__Exercise requirements__: Print the listing below exactly.

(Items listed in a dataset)

┄┄┄┄┄┄

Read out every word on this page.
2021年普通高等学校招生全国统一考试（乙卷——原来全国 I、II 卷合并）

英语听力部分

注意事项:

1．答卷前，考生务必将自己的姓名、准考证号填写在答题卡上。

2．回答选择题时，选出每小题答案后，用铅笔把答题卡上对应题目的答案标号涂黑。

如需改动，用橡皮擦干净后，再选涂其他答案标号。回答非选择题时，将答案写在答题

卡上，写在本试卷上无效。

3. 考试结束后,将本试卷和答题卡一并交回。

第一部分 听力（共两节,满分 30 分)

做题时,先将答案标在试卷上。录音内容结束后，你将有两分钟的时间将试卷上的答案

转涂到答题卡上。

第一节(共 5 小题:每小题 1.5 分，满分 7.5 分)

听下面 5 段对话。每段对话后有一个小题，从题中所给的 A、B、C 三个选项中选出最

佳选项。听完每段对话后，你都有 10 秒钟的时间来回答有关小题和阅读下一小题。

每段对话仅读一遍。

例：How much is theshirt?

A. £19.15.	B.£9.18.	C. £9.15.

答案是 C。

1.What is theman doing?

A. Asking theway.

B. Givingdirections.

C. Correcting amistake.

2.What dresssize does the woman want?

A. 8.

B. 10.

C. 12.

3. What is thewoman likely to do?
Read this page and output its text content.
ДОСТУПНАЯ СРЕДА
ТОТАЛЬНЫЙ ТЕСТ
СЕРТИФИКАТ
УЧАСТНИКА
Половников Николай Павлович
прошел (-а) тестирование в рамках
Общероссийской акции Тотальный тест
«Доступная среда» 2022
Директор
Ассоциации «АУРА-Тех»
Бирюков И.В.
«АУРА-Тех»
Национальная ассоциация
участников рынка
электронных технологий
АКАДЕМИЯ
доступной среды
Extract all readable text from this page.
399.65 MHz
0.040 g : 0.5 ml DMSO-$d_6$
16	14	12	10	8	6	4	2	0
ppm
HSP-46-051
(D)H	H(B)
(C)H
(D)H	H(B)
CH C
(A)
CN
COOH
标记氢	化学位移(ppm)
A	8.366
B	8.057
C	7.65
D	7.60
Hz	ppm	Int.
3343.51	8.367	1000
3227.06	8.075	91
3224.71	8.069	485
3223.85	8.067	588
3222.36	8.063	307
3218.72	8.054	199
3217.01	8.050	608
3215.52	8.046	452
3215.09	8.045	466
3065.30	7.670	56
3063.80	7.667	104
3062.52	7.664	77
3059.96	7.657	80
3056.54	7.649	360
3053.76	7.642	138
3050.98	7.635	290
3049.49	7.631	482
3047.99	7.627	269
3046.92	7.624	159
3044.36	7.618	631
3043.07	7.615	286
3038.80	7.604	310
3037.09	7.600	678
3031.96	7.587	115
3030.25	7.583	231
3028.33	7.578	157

┄┄┄┄┄┄

__Exercise answer__:
Read out every word on this page.
2021年普通高等学校招生全国统一考试（乙卷——原来全国 I、II 卷合并）

英语听力部分

注意事项:

1．答卷前，考生务必将自己的姓名、准考证号填写在答题卡上。

2．回答选择题时，选出每小题答案后，用铅笔把答题卡上对应题目的答案标号涂黑。

如需改动，用橡皮擦干净后，再选涂其他答案标号。回答非选择题时，将答案写在答题

卡上，写在本试卷上无效。

3. 考试结束后,将本试卷和答题卡一并交回。

第一部分 听力（共两节,满分 30 分)

做题时,先将答案标在试卷上。录音内容结束后，你将有两分钟的时间将试卷上的答案

转涂到答题卡上。

第一节(共 5 小题:每小题 1.5 分，满分 7.5 分)

听下面 5 段对话。每段对话后有一个小题，从题中所给的 A、B、C 三个选项中选出最

佳选项。听完每段对话后，你都有 10 秒钟的时间来回答有关小题和阅读下一小题。

每段对话仅读一遍。

例：How much is theshirt?

A. £19.15.	B.£9.18.	C. £9.15.

答案是 C。

1.What is theman doing?

A. Asking theway.

B. Givingdirections.

C. Correcting amistake.

2.What dresssize does the woman want?

A. 8.

B. 10.

C. 12.

3. What is thewoman likely to do?
Read this page and output its text content.
ДОСТУПНАЯ СРЕДА
ТОТАЛЬНЫЙ ТЕСТ
СЕРТИФИКАТ
УЧАСТНИКА
Половников Николай Павлович
прошел (-а) тестирование в рамках
Общероссийской акции Тотальный тест
«Доступная среда» 2022
Директор
Ассоциации «АУРА-Тех»
Бирюков И.В.
«АУРА-Тех»
Национальная ассоциация
участников рынка
электронных технологий
АКАДЕМИЯ
доступной среды
Extract all readable text from this page.
399.65 MHz
0.040 g : 0.5 ml DMSO-$d_6$
16	14	12	10	8	6	4	2	0
ppm
HSP-46-051
(D)H	H(B)
(C)H
(D)H	H(B)
CH C
(A)
CN
COOH
标记氢	化学位移(ppm)
A	8.366
B	8.057
C	7.65
D	7.60
Hz	ppm	Int.
3343.51	8.367	1000
3227.06	8.075	91
3224.71	8.069	485
3223.85	8.067	588
3222.36	8.063	307
3218.72	8.054	199
3217.01	8.050	608
3215.52	8.046	452
3215.09	8.045	466
3065.30	7.670	56
3063.80	7.667	104
3062.52	7.664	77
3059.96	7.657	80
3056.54	7.649	360
3053.76	7.642	138
3050.98	7.635	290
3049.49	7.631	482
3047.99	7.627	269
3046.92	7.624	159
3044.36	7.618	631
3043.07	7.615	286
3038.80	7.604	310
3037.09	7.600	678
3031.96	7.587	115
3030.25	7.583	231
3028.33	7.578	157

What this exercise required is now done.